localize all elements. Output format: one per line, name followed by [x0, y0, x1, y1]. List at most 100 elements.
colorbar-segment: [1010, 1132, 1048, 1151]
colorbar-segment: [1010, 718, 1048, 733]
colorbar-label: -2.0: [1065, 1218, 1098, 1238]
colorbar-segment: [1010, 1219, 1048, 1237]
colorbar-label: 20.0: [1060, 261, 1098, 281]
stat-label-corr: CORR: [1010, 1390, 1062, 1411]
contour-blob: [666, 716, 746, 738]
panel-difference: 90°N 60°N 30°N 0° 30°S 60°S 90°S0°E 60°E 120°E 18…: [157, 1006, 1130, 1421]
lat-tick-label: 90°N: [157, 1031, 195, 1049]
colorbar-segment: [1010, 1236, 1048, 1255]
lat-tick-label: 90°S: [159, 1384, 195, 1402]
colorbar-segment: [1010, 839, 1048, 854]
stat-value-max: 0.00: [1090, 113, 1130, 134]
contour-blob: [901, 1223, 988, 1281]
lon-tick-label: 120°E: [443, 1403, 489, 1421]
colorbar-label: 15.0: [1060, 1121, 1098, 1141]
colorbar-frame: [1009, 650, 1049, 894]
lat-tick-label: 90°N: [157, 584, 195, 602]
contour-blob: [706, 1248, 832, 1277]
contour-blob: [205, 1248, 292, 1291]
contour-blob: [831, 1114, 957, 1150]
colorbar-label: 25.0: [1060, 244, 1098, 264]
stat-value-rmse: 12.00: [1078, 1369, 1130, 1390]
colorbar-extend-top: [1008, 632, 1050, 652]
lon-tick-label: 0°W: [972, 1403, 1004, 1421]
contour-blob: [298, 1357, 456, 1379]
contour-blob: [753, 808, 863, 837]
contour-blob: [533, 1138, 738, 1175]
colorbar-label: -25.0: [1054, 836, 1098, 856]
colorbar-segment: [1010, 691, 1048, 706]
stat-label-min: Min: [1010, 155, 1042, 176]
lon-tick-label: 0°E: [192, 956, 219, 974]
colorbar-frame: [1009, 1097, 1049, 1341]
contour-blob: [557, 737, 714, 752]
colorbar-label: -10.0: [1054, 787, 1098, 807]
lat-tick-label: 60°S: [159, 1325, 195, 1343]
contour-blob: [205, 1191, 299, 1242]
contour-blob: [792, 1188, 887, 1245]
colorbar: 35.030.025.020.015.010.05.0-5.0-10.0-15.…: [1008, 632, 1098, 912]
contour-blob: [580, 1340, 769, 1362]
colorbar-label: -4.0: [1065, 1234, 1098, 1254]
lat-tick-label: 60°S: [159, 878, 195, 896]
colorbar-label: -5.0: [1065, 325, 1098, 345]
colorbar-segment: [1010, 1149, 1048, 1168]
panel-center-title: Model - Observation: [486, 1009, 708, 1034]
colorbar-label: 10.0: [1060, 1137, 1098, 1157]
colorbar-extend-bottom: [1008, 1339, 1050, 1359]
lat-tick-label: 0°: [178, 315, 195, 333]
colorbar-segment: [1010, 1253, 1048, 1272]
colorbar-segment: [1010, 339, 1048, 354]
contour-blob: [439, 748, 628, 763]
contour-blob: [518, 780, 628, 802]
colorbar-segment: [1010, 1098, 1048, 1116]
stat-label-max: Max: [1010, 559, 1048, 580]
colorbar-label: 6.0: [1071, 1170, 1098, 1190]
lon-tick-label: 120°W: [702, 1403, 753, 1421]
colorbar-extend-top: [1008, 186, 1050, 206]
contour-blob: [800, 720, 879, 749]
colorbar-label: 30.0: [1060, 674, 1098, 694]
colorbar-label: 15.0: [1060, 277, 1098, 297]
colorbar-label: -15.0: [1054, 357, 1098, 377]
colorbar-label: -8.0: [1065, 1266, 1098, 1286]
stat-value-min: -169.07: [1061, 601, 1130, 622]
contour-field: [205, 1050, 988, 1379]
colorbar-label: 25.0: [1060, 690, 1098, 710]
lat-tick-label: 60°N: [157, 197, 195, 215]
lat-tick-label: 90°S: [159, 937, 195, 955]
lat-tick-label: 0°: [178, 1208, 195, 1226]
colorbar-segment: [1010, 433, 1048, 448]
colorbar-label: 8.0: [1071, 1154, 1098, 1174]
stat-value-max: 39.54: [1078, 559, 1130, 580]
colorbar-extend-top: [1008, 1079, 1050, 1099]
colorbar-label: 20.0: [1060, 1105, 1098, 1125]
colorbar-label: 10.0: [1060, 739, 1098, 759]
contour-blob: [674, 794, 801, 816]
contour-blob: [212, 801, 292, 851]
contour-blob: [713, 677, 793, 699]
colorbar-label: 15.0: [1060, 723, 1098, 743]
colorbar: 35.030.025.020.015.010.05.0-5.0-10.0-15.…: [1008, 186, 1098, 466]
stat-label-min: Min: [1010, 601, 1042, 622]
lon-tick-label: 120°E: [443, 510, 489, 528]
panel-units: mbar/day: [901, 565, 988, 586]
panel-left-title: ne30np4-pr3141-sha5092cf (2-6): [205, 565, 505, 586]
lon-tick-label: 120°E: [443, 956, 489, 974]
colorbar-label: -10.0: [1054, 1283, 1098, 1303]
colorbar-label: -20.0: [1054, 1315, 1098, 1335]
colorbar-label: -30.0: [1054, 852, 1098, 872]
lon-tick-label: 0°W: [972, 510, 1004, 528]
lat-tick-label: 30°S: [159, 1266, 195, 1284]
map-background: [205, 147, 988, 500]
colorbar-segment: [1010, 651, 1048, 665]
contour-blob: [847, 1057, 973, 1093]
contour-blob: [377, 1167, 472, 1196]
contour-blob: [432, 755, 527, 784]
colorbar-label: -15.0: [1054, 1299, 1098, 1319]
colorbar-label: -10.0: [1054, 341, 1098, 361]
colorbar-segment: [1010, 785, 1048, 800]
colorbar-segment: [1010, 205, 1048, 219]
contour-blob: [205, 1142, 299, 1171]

···

**Task goal:**
Reproduce all of the lines above word for word, with nothing changed.

**Solution for this exercise:**
localize all elements. Output format: one per line, name followed by [x0, y0, x1, y1]. List at most 100 elements.
colorbar-segment: [1010, 1132, 1048, 1151]
colorbar-segment: [1010, 718, 1048, 733]
colorbar-label: -2.0: [1065, 1218, 1098, 1238]
colorbar-segment: [1010, 1219, 1048, 1237]
colorbar-label: 20.0: [1060, 261, 1098, 281]
stat-label-corr: CORR: [1010, 1390, 1062, 1411]
contour-blob: [666, 716, 746, 738]
panel-difference: 90°N 60°N 30°N 0° 30°S 60°S 90°S0°E 60°E 120°E 18…: [157, 1006, 1130, 1421]
lat-tick-label: 90°N: [157, 1031, 195, 1049]
colorbar-segment: [1010, 1236, 1048, 1255]
lat-tick-label: 90°S: [159, 1384, 195, 1402]
colorbar-segment: [1010, 839, 1048, 854]
stat-value-max: 0.00: [1090, 113, 1130, 134]
contour-blob: [901, 1223, 988, 1281]
lon-tick-label: 120°E: [443, 1403, 489, 1421]
colorbar-label: 15.0: [1060, 1121, 1098, 1141]
colorbar-frame: [1009, 650, 1049, 894]
lat-tick-label: 90°N: [157, 584, 195, 602]
contour-blob: [706, 1248, 832, 1277]
contour-blob: [205, 1248, 292, 1291]
contour-blob: [831, 1114, 957, 1150]
colorbar-label: 25.0: [1060, 244, 1098, 264]
stat-value-rmse: 12.00: [1078, 1369, 1130, 1390]
colorbar-extend-top: [1008, 632, 1050, 652]
lon-tick-label: 0°W: [972, 1403, 1004, 1421]
contour-blob: [298, 1357, 456, 1379]
contour-blob: [753, 808, 863, 837]
contour-blob: [533, 1138, 738, 1175]
colorbar-label: -25.0: [1054, 836, 1098, 856]
colorbar-segment: [1010, 691, 1048, 706]
stat-label-min: Min: [1010, 155, 1042, 176]
lon-tick-label: 0°E: [192, 956, 219, 974]
colorbar-frame: [1009, 1097, 1049, 1341]
contour-blob: [557, 737, 714, 752]
colorbar-label: -10.0: [1054, 787, 1098, 807]
lat-tick-label: 60°S: [159, 1325, 195, 1343]
contour-blob: [205, 1191, 299, 1242]
contour-blob: [792, 1188, 887, 1245]
colorbar: 35.030.025.020.015.010.05.0-5.0-10.0-15.…: [1008, 632, 1098, 912]
contour-blob: [580, 1340, 769, 1362]
colorbar-label: -4.0: [1065, 1234, 1098, 1254]
lat-tick-label: 60°S: [159, 878, 195, 896]
colorbar-label: -5.0: [1065, 325, 1098, 345]
colorbar-segment: [1010, 1149, 1048, 1168]
panel-center-title: Model - Observation: [486, 1009, 708, 1034]
colorbar-label: 10.0: [1060, 1137, 1098, 1157]
colorbar-extend-bottom: [1008, 1339, 1050, 1359]
lat-tick-label: 0°: [178, 315, 195, 333]
colorbar-segment: [1010, 1253, 1048, 1272]
colorbar-segment: [1010, 339, 1048, 354]
contour-blob: [439, 748, 628, 763]
contour-blob: [518, 780, 628, 802]
colorbar-segment: [1010, 1098, 1048, 1116]
stat-label-max: Max: [1010, 559, 1048, 580]
colorbar-label: 6.0: [1071, 1170, 1098, 1190]
lon-tick-label: 120°W: [702, 1403, 753, 1421]
colorbar-extend-top: [1008, 186, 1050, 206]
contour-blob: [800, 720, 879, 749]
colorbar-label: 30.0: [1060, 674, 1098, 694]
colorbar-label: 15.0: [1060, 277, 1098, 297]
colorbar-label: -15.0: [1054, 357, 1098, 377]
colorbar-label: -8.0: [1065, 1266, 1098, 1286]
stat-value-min: -169.07: [1061, 601, 1130, 622]
contour-field: [205, 1050, 988, 1379]
colorbar-label: 25.0: [1060, 690, 1098, 710]
lat-tick-label: 60°N: [157, 197, 195, 215]
lat-tick-label: 90°S: [159, 937, 195, 955]
lat-tick-label: 0°: [178, 1208, 195, 1226]
colorbar-segment: [1010, 433, 1048, 448]
colorbar-label: 8.0: [1071, 1154, 1098, 1174]
stat-value-max: 39.54: [1078, 559, 1130, 580]
colorbar-extend-top: [1008, 1079, 1050, 1099]
colorbar-label: 20.0: [1060, 1105, 1098, 1125]
colorbar-label: 10.0: [1060, 739, 1098, 759]
contour-blob: [674, 794, 801, 816]
contour-blob: [212, 801, 292, 851]
contour-blob: [713, 677, 793, 699]
colorbar-label: 15.0: [1060, 723, 1098, 743]
colorbar: 35.030.025.020.015.010.05.0-5.0-10.0-15.…: [1008, 186, 1098, 466]
stat-label-min: Min: [1010, 601, 1042, 622]
lon-tick-label: 120°E: [443, 510, 489, 528]
panel-units: mbar/day: [901, 565, 988, 586]
panel-left-title: ne30np4-pr3141-sha5092cf (2-6): [205, 565, 505, 586]
lon-tick-label: 120°E: [443, 956, 489, 974]
colorbar-label: -10.0: [1054, 1283, 1098, 1303]
colorbar-label: -20.0: [1054, 1315, 1098, 1335]
colorbar-label: -30.0: [1054, 852, 1098, 872]
lon-tick-label: 0°W: [972, 510, 1004, 528]
lat-tick-label: 30°S: [159, 1266, 195, 1284]
map-background: [205, 147, 988, 500]
colorbar-segment: [1010, 651, 1048, 665]
contour-blob: [847, 1057, 973, 1093]
contour-blob: [377, 1167, 472, 1196]
contour-blob: [432, 755, 527, 784]
colorbar-label: -15.0: [1054, 1299, 1098, 1319]
colorbar-label: -10.0: [1054, 341, 1098, 361]
colorbar-segment: [1010, 785, 1048, 800]
colorbar-segment: [1010, 205, 1048, 219]
contour-blob: [205, 1142, 299, 1171]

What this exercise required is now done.